◆ **Given exercise**: Print out each record below, unaltered and complete, without its images.

— begin Data lines —

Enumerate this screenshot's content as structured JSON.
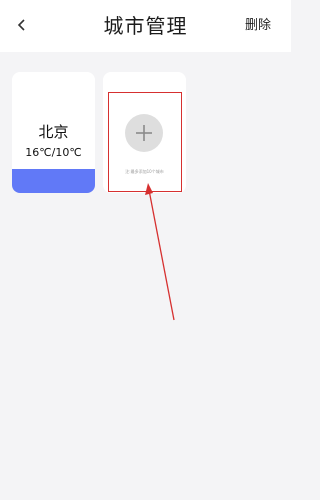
{
  "header": {
    "title": "城市管理",
    "delete_label": "删除",
    "back_icon": "chevron-left-icon"
  },
  "cities": [
    {
      "name": "北京",
      "temp": "16℃/10℃",
      "bar_color": "#6179f7"
    }
  ],
  "add_card": {
    "icon": "plus-icon",
    "hint": "注:最多添加10个城市",
    "highlight_color": "#d63030"
  },
  "colors": {
    "background": "#f4f4f6",
    "card": "#ffffff",
    "accent": "#6179f7",
    "annotation": "#d63030"
  }
}
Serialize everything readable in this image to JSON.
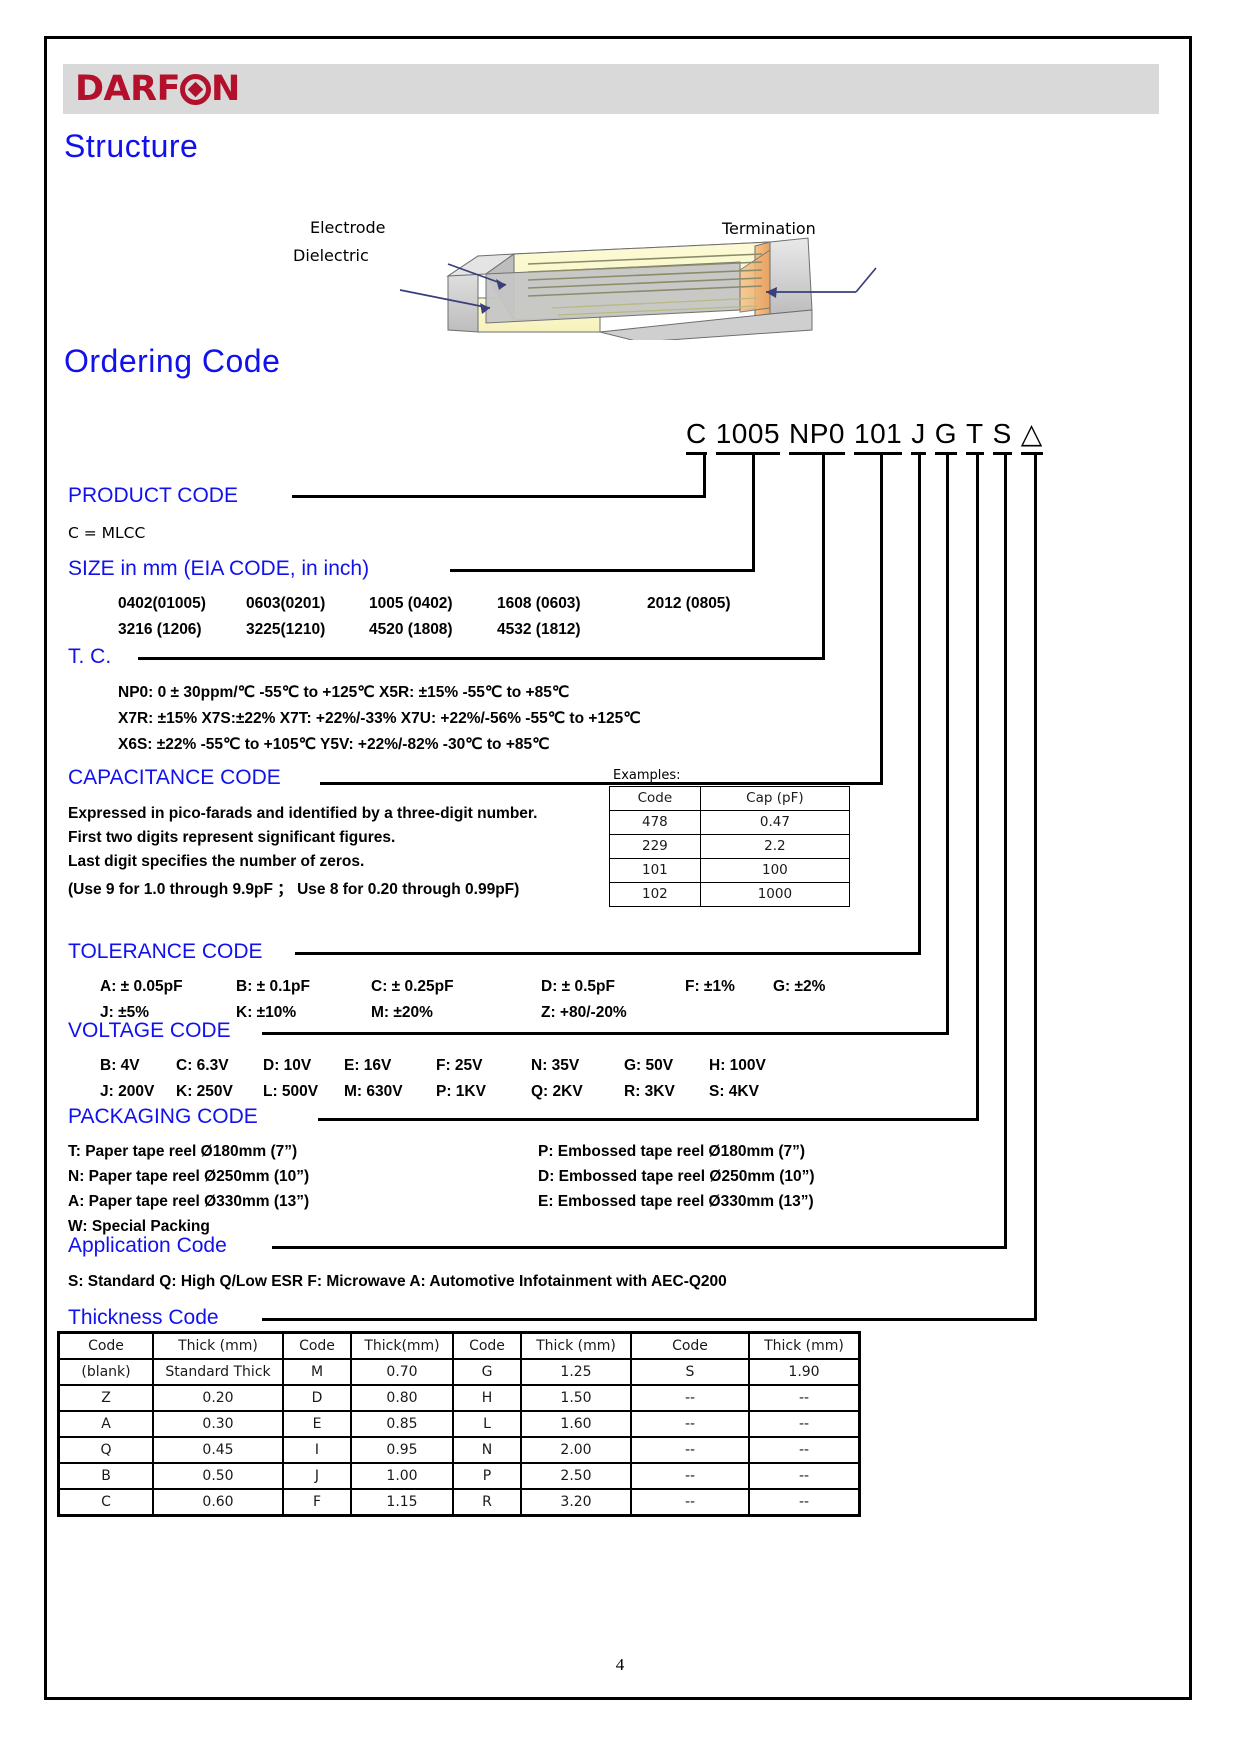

— end Data lines —

◆ **Solution for this task**:
Enumerate this screenshot's content as structured JSON.
{
  "header": {
    "title": "城市管理",
    "delete_label": "删除",
    "back_icon": "chevron-left-icon"
  },
  "cities": [
    {
      "name": "北京",
      "temp": "16℃/10℃",
      "bar_color": "#6179f7"
    }
  ],
  "add_card": {
    "icon": "plus-icon",
    "hint": "注:最多添加10个城市",
    "highlight_color": "#d63030"
  },
  "colors": {
    "background": "#f4f4f6",
    "card": "#ffffff",
    "accent": "#6179f7",
    "annotation": "#d63030"
  }
}
Serialize everything readable in this image to JSON.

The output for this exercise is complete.